----- Extract to read

What projects are you working on?

I haven't really got any projects going right now, just wondering what other people are up to.

I'm looking at a DIY projector ala lumenlab.com and well as making a pokertable as my weekly poker game has out grown our dinning room table.

We have just got into Arduio as a way to prototype model lighting displays. For me the electronics are easy but the coding is not. I am looking for code tools!

I am currently working on converting some code I found here on the forum for the Pololu Micro Serial Servo Controller driver to a library. I don't know if anyone else has done it (I didn't find anything), but even if they have, I intend to continue with it because I want to learn how to create libraries for the Arduino.

I need such a thing for my main project (my Unmanned Ground Vehicle I am working on - the servo driver board will be used to control a pan/tilt mount for a custom vision/LIDAR system).

Essentially, the code I found was complete with the exception of functions to set the servo numbers (so you can use multiple Pololu boards on a single serial line), as well as a function for sending Scott Edwards protocol (for the SE MSSC II or something). I am figuring on making the library as complete as possible, and making it generic enough so that it isn't looked as being "tied" to only the Pololu MSSC; all of their other servo boards (not sure about motor controllers - I'll have to look) use the same protocol, so I want to make it generic enough for those as well.

When I am done, I will post here on the forums about it, and probably stick it in the playground (provided it isn't a duplicated effort, I suppose)...

Then its back to integrating it with the rest of my UGV controller code, then I get to work on making a protoboard version of my 2n3055-based h-bridge implementation (right now sitting on an Elenco breadboard); its to be used to control the steering servo motor via commands from the controller (which uses a dead-simple window-comparator logic to drive it; I plan on implementing something more complex, maybe PID, in a later version).

:slight_smile:

I have more projects than I know what to do with, between my new Arduino projects, the car, the stereo, school, work and other hobbies. Who says it isnt good to be busy?

Currently I am working on a nice interface for an RGB LED (seems like a nice place to start), but would love to build a nice 'weather' station, grow room controller, home automation or anything else that a small micro controller could make better.

  • John

still working on my led matrix, bout got the software up and running

Hey Osgeld; here's an idea for the software side of your matrix (or maybe somebody else could do it?):

If you can control the brightness of each LED individually, by using PWM in the multiplexing scheme, along with its color - then by using a color palette of white/yellow/orange/red/umber/black, and the proper code - you could simulate a digital "flame".

----------

Pick up the forum thread about members' current projects after its last post and keep it going.

----- Entries

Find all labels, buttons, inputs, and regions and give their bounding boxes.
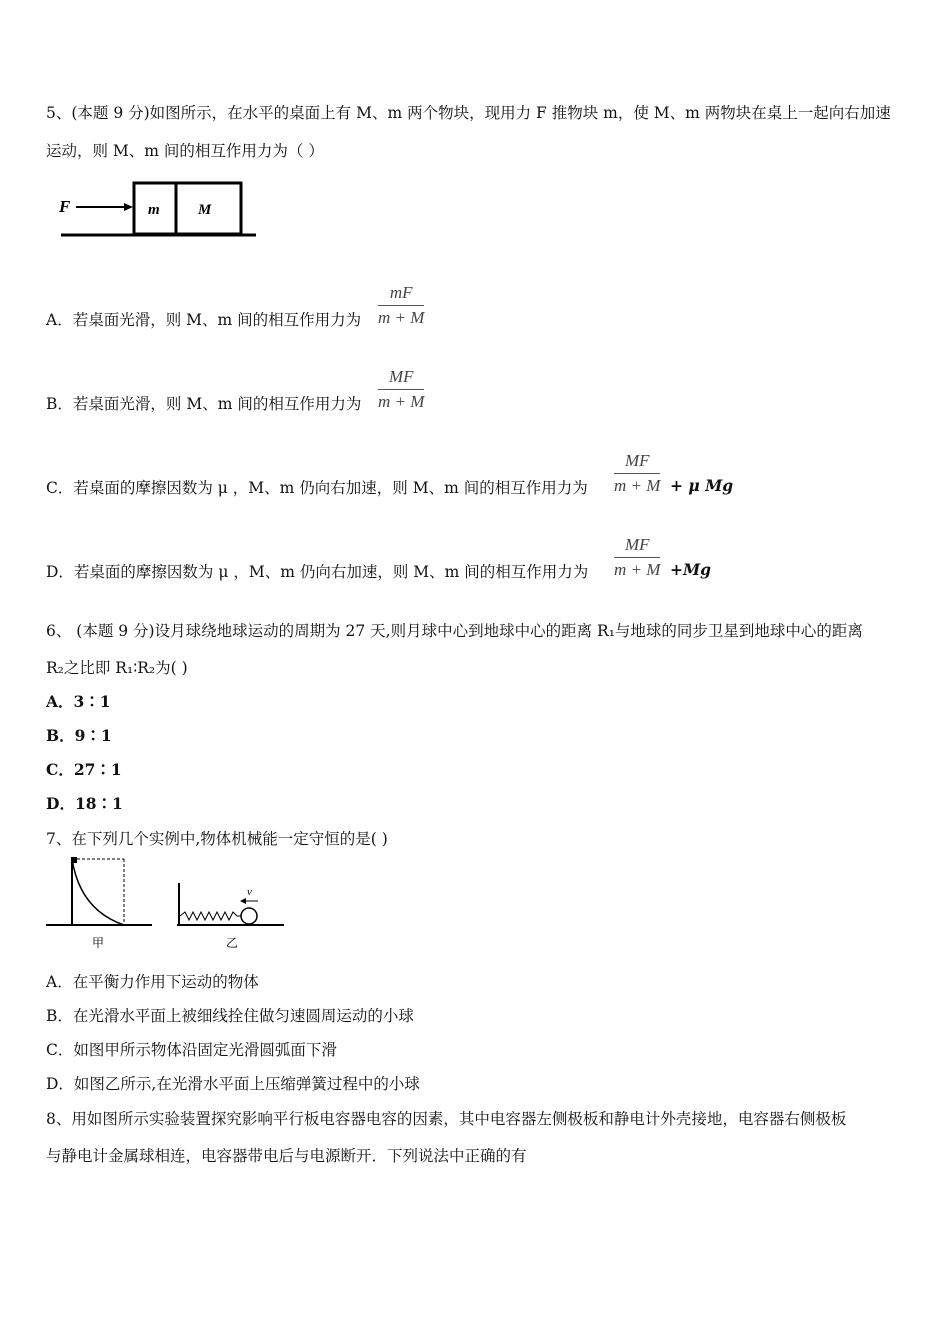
arc-surface (72, 859, 124, 925)
velocity-arrow-head (240, 898, 246, 904)
q5-option-c: C．若桌面的摩擦因数为 μ ，M、m 仍向右加速，则 M、m 间的相互作用力为 (46, 479, 588, 497)
figure-label-jia: 甲 (92, 936, 105, 950)
q5-option-a-fraction (378, 283, 424, 328)
q5-option-b: B．若桌面光滑，则 M、m 间的相互作用力为 (46, 395, 362, 413)
fraction-numerator: MF (614, 451, 660, 474)
sliding-object (71, 857, 77, 863)
q5-option-c-suffix: + μ Mg (670, 476, 734, 495)
q7-figures (44, 855, 289, 955)
q8-stem-line2: 与静电计金属球相连，电容器带电后与电源断开．下列说法中正确的有 (46, 1147, 527, 1165)
fraction-denominator: m + M (614, 476, 661, 495)
q6-option-a: A．3∶1 (46, 692, 111, 711)
q6-option-b: B．9∶1 (46, 726, 112, 745)
spring (180, 912, 241, 920)
q5-stem-line1: 5、(本题 9 分)如图所示，在水平的桌面上有 M、m 两个物块，现用力 F 推物块 m，使 M、m 两物块在桌上一起向右加速 (46, 104, 891, 122)
force-arrow-head (124, 203, 133, 211)
fraction-denominator: m + M (378, 392, 425, 411)
q7-option-a: A．在平衡力作用下运动的物体 (46, 973, 259, 991)
ball (241, 908, 257, 924)
q6-stem-line2: R₂之比即 R₁∶R₂为( ) (46, 659, 188, 677)
q5-stem-line2: 运动，则 M、m 间的相互作用力为（ ） (46, 142, 324, 160)
q5-blocks-figure (56, 176, 261, 242)
q5-option-a: A．若桌面光滑，则 M、m 间的相互作用力为 (46, 311, 362, 329)
velocity-label: v (247, 886, 252, 898)
force-label: F (59, 197, 71, 216)
q5-option-d: D．若桌面的摩擦因数为 μ ，M、m 仍向右加速，则 M、m 间的相互作用力为 (46, 563, 589, 581)
q5-option-d-suffix: +Mg (670, 560, 711, 579)
figure-label-yi: 乙 (226, 936, 239, 950)
q5-option-c-fraction (614, 451, 660, 496)
q5-option-d-fraction (614, 535, 660, 580)
q7-stem: 7、在下列几个实例中,物体机械能一定守恒的是( ) (46, 830, 388, 848)
small-block-label: m (148, 202, 160, 218)
q5-option-b-fraction (378, 367, 424, 412)
fraction-numerator: MF (378, 367, 424, 390)
fraction-denominator: m + M (614, 560, 661, 579)
q7-option-c: C．如图甲所示物体沿固定光滑圆弧面下滑 (46, 1041, 337, 1059)
q6-option-d: D．18∶1 (46, 794, 123, 813)
fraction-numerator: mF (378, 283, 424, 306)
big-block-label: M (198, 202, 212, 218)
q6-option-c: C．27∶1 (46, 760, 122, 779)
q6-stem-line1: 6、 (本题 9 分)设月球绕地球运动的周期为 27 天,则月球中心到地球中心的距离 R₁与地球的同步卫星到地球中心的距离 (46, 622, 863, 640)
fraction-numerator: MF (614, 535, 660, 558)
q7-option-b: B．在光滑水平面上被细线拴住做匀速圆周运动的小球 (46, 1007, 414, 1025)
q8-stem-line1: 8、用如图所示实验装置探究影响平行板电容器电容的因素，其中电容器左侧极板和静电计外壳接地，电容器右侧极板 (46, 1110, 847, 1128)
fraction-denominator: m + M (378, 308, 425, 327)
q7-option-d: D．如图乙所示,在光滑水平面上压缩弹簧过程中的小球 (46, 1075, 420, 1093)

----------

Answer to this problem:
For the code to make the flame/fire, there is a ton of it out there in the demo-coder scene; it was a classic trick in graphic demos.

I was just enjoying a fire in my fireplace the other day, and since there are so many "no burn" days here in the Arizona area (and I assume for other regions as well), a fake "fire" would be kinda fun to have sitting on your desk (maybe a small 8x8 matrix), or even something sitting inside an unused (or fake) fireplace; if you added digital pops and crackles via a speaker, that would be even better!

:smiley:

well this one is not setup for pwm, tho I might be able to fudge it by just running the hell out of the shift registers, but yea since its a red display the flame idea has popped in my head

and I have done the effect a few times on various systems

but first I need to see how this thing is going to react speed wise

  1. I bought a $10 keychain digital camera that I'm automating. I'm about half-way through the sketching right now.

  2. I am also working on (unsuccesfully) getting a Hard Drive motor to remain spinning indefinately without the HDD controller board.

If anyone has any suggestions on item 2, I would really appreciate it. I found a great IC (Philips TDA5140A) that would work like a charm, but I can't find anyone who has it in stock any longer, and I can't seem to find a replacement for it...

I bought some ATmega644s, programmed the bootloader, and starting to design a custom PCB. Any suggestions? I've never done a PCB before in my life. Do I do it in eagle?

Everybody uses eagle, and if your board size isn't too big and you don't need more than 2 layers (and it isn't a commercial product), then eagle is probably the way to go.

I'm a masochist, though - I plan on doing my first PCB in Fritzing (I'll even have to custom design some parts for it, too). I must hate myself...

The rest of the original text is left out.